• What is needed
Print the entire listing. Each line must match the original exactly.

• Data shown
..............................
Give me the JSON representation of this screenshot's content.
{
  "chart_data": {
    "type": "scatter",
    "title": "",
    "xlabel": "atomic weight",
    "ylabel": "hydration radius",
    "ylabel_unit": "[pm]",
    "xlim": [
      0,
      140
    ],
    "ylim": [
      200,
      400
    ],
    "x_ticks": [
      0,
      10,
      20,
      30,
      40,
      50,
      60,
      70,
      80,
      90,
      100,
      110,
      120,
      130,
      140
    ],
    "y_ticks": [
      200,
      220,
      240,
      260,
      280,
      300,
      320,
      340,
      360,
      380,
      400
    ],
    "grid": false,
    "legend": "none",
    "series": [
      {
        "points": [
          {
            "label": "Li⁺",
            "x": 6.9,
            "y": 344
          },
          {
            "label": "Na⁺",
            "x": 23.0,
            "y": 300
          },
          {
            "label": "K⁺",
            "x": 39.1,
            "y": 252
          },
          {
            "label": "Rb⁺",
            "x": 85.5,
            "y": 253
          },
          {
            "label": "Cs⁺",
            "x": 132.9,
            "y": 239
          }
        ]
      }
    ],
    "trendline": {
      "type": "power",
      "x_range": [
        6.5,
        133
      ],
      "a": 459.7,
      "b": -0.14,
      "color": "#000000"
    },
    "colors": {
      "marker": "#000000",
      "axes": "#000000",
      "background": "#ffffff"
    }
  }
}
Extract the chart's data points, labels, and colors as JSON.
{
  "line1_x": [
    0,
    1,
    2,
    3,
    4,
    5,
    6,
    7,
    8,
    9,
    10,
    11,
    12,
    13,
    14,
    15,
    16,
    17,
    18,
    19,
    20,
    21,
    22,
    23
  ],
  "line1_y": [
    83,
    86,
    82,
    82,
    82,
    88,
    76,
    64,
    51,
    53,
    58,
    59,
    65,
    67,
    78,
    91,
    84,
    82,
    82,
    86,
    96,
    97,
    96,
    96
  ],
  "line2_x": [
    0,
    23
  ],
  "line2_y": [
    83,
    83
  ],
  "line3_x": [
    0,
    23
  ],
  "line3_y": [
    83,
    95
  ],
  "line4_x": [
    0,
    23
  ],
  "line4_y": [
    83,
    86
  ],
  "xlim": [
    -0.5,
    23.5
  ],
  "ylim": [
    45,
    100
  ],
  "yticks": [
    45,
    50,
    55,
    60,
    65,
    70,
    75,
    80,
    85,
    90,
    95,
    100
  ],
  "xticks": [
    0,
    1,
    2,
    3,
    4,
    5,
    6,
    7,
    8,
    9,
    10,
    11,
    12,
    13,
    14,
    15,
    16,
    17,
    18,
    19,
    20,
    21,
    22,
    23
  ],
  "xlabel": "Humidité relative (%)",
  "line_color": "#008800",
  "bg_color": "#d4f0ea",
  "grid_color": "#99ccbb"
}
..............................
• Answer
Give me the JSON representation of this screenshot's content.
{
  "chart_data": {
    "type": "scatter",
    "title": "",
    "xlabel": "atomic weight",
    "ylabel": "hydration radius",
    "ylabel_unit": "[pm]",
    "xlim": [
      0,
      140
    ],
    "ylim": [
      200,
      400
    ],
    "x_ticks": [
      0,
      10,
      20,
      30,
      40,
      50,
      60,
      70,
      80,
      90,
      100,
      110,
      120,
      130,
      140
    ],
    "y_ticks": [
      200,
      220,
      240,
      260,
      280,
      300,
      320,
      340,
      360,
      380,
      400
    ],
    "grid": false,
    "legend": "none",
    "series": [
      {
        "points": [
          {
            "label": "Li⁺",
            "x": 6.9,
            "y": 344
          },
          {
            "label": "Na⁺",
            "x": 23.0,
            "y": 300
          },
          {
            "label": "K⁺",
            "x": 39.1,
            "y": 252
          },
          {
            "label": "Rb⁺",
            "x": 85.5,
            "y": 253
          },
          {
            "label": "Cs⁺",
            "x": 132.9,
            "y": 239
          }
        ]
      }
    ],
    "trendline": {
      "type": "power",
      "x_range": [
        6.5,
        133
      ],
      "a": 459.7,
      "b": -0.14,
      "color": "#000000"
    },
    "colors": {
      "marker": "#000000",
      "axes": "#000000",
      "background": "#ffffff"
    }
  }
}
Extract the chart's data points, labels, and colors as JSON.
{
  "line1_x": [
    0,
    1,
    2,
    3,
    4,
    5,
    6,
    7,
    8,
    9,
    10,
    11,
    12,
    13,
    14,
    15,
    16,
    17,
    18,
    19,
    20,
    21,
    22,
    23
  ],
  "line1_y": [
    83,
    86,
    82,
    82,
    82,
    88,
    76,
    64,
    51,
    53,
    58,
    59,
    65,
    67,
    78,
    91,
    84,
    82,
    82,
    86,
    96,
    97,
    96,
    96
  ],
  "line2_x": [
    0,
    23
  ],
  "line2_y": [
    83,
    83
  ],
  "line3_x": [
    0,
    23
  ],
  "line3_y": [
    83,
    95
  ],
  "line4_x": [
    0,
    23
  ],
  "line4_y": [
    83,
    86
  ],
  "xlim": [
    -0.5,
    23.5
  ],
  "ylim": [
    45,
    100
  ],
  "yticks": [
    45,
    50,
    55,
    60,
    65,
    70,
    75,
    80,
    85,
    90,
    95,
    100
  ],
  "xticks": [
    0,
    1,
    2,
    3,
    4,
    5,
    6,
    7,
    8,
    9,
    10,
    11,
    12,
    13,
    14,
    15,
    16,
    17,
    18,
    19,
    20,
    21,
    22,
    23
  ],
  "xlabel": "Humidité relative (%)",
  "line_color": "#008800",
  "bg_color": "#d4f0ea",
  "grid_color": "#99ccbb"
}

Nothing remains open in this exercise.